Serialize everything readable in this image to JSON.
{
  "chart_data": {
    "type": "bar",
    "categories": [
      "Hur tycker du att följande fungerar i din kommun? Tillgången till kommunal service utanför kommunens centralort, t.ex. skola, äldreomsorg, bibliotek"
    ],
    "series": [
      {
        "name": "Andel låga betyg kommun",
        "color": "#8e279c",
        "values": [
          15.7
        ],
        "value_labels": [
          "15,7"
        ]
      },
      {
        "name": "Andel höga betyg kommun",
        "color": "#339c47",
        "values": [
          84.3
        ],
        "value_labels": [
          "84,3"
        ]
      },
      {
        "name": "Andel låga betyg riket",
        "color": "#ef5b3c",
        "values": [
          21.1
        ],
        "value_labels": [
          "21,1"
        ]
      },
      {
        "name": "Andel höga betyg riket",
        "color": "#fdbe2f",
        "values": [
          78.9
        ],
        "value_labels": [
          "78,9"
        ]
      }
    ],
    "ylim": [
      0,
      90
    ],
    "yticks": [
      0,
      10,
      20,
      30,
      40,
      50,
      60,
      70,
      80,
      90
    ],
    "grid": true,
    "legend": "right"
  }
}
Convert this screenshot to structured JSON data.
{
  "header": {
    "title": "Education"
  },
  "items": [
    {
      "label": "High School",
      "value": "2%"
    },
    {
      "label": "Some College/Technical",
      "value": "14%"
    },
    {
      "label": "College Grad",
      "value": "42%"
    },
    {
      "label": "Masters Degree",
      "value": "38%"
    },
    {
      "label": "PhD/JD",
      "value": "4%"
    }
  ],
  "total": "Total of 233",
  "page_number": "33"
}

EXERCISE
All the data must be duplicated exactly, with nothing added or removed.

RESPONSE
Serialize everything readable in this image to JSON.
{
  "chart_data": {
    "type": "bar",
    "categories": [
      "Hur tycker du att följande fungerar i din kommun? Tillgången till kommunal service utanför kommunens centralort, t.ex. skola, äldreomsorg, bibliotek"
    ],
    "series": [
      {
        "name": "Andel låga betyg kommun",
        "color": "#8e279c",
        "values": [
          15.7
        ],
        "value_labels": [
          "15,7"
        ]
      },
      {
        "name": "Andel höga betyg kommun",
        "color": "#339c47",
        "values": [
          84.3
        ],
        "value_labels": [
          "84,3"
        ]
      },
      {
        "name": "Andel låga betyg riket",
        "color": "#ef5b3c",
        "values": [
          21.1
        ],
        "value_labels": [
          "21,1"
        ]
      },
      {
        "name": "Andel höga betyg riket",
        "color": "#fdbe2f",
        "values": [
          78.9
        ],
        "value_labels": [
          "78,9"
        ]
      }
    ],
    "ylim": [
      0,
      90
    ],
    "yticks": [
      0,
      10,
      20,
      30,
      40,
      50,
      60,
      70,
      80,
      90
    ],
    "grid": true,
    "legend": "right"
  }
}
Convert this screenshot to structured JSON data.
{
  "header": {
    "title": "Education"
  },
  "items": [
    {
      "label": "High School",
      "value": "2%"
    },
    {
      "label": "Some College/Technical",
      "value": "14%"
    },
    {
      "label": "College Grad",
      "value": "42%"
    },
    {
      "label": "Masters Degree",
      "value": "38%"
    },
    {
      "label": "PhD/JD",
      "value": "4%"
    }
  ],
  "total": "Total of 233",
  "page_number": "33"
}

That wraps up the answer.